▶ **Information supplied**
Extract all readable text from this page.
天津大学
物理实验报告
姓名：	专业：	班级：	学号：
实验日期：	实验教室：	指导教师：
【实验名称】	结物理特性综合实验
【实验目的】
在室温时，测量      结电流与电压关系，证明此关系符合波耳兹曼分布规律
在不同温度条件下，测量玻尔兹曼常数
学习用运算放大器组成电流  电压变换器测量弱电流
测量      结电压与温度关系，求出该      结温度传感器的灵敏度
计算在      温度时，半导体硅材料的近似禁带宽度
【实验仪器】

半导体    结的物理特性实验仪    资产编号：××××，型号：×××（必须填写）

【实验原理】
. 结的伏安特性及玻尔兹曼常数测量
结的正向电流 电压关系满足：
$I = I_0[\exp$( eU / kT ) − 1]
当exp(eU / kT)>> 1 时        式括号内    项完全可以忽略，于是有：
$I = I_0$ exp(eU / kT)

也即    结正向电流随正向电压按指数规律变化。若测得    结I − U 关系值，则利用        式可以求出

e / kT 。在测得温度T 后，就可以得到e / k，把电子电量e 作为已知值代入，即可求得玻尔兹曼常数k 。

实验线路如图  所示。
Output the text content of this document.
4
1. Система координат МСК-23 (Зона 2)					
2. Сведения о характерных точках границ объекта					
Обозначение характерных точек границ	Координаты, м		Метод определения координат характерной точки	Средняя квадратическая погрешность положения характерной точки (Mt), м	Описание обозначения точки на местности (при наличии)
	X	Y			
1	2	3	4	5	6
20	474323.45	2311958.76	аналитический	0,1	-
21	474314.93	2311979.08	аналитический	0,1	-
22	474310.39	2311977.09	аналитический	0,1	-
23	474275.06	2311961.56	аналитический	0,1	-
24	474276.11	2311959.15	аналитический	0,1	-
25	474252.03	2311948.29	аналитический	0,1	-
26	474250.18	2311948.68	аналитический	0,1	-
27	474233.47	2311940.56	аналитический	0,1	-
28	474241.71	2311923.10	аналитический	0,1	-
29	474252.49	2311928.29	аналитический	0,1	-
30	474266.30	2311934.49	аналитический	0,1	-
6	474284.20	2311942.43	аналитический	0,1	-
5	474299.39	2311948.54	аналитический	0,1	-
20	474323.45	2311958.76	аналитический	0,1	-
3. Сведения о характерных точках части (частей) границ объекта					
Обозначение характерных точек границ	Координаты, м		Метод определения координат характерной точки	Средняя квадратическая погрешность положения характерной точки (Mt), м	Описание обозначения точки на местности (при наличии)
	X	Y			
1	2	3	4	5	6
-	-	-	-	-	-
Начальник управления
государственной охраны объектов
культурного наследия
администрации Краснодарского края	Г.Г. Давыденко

▶ **Goal**
Quote all of the entries exactly as they appear.

▶ **Exercise result**
Extract all readable text from this page.
天津大学
物理实验报告
姓名：	专业：	班级：	学号：
实验日期：	实验教室：	指导教师：
【实验名称】	结物理特性综合实验
【实验目的】
在室温时，测量      结电流与电压关系，证明此关系符合波耳兹曼分布规律
在不同温度条件下，测量玻尔兹曼常数
学习用运算放大器组成电流  电压变换器测量弱电流
测量      结电压与温度关系，求出该      结温度传感器的灵敏度
计算在      温度时，半导体硅材料的近似禁带宽度
【实验仪器】

半导体    结的物理特性实验仪    资产编号：××××，型号：×××（必须填写）

【实验原理】
. 结的伏安特性及玻尔兹曼常数测量
结的正向电流 电压关系满足：
$I = I_0[\exp$( eU / kT ) − 1]
当exp(eU / kT)>> 1 时        式括号内    项完全可以忽略，于是有：
$I = I_0$ exp(eU / kT)

也即    结正向电流随正向电压按指数规律变化。若测得    结I − U 关系值，则利用        式可以求出

e / kT 。在测得温度T 后，就可以得到e / k，把电子电量e 作为已知值代入，即可求得玻尔兹曼常数k 。

实验线路如图  所示。
Output the text content of this document.
4
1. Система координат МСК-23 (Зона 2)					
2. Сведения о характерных точках границ объекта					
Обозначение характерных точек границ	Координаты, м		Метод определения координат характерной точки	Средняя квадратическая погрешность положения характерной точки (Mt), м	Описание обозначения точки на местности (при наличии)
	X	Y			
1	2	3	4	5	6
20	474323.45	2311958.76	аналитический	0,1	-
21	474314.93	2311979.08	аналитический	0,1	-
22	474310.39	2311977.09	аналитический	0,1	-
23	474275.06	2311961.56	аналитический	0,1	-
24	474276.11	2311959.15	аналитический	0,1	-
25	474252.03	2311948.29	аналитический	0,1	-
26	474250.18	2311948.68	аналитический	0,1	-
27	474233.47	2311940.56	аналитический	0,1	-
28	474241.71	2311923.10	аналитический	0,1	-
29	474252.49	2311928.29	аналитический	0,1	-
30	474266.30	2311934.49	аналитический	0,1	-
6	474284.20	2311942.43	аналитический	0,1	-
5	474299.39	2311948.54	аналитический	0,1	-
20	474323.45	2311958.76	аналитический	0,1	-
3. Сведения о характерных точках части (частей) границ объекта					
Обозначение характерных точек границ	Координаты, м		Метод определения координат характерной точки	Средняя квадратическая погрешность положения характерной точки (Mt), м	Описание обозначения точки на местности (при наличии)
	X	Y			
1	2	3	4	5	6
-	-	-	-	-	-
Начальник управления
государственной охраны объектов
культурного наследия
администрации Краснодарского края	Г.Г. Давыденко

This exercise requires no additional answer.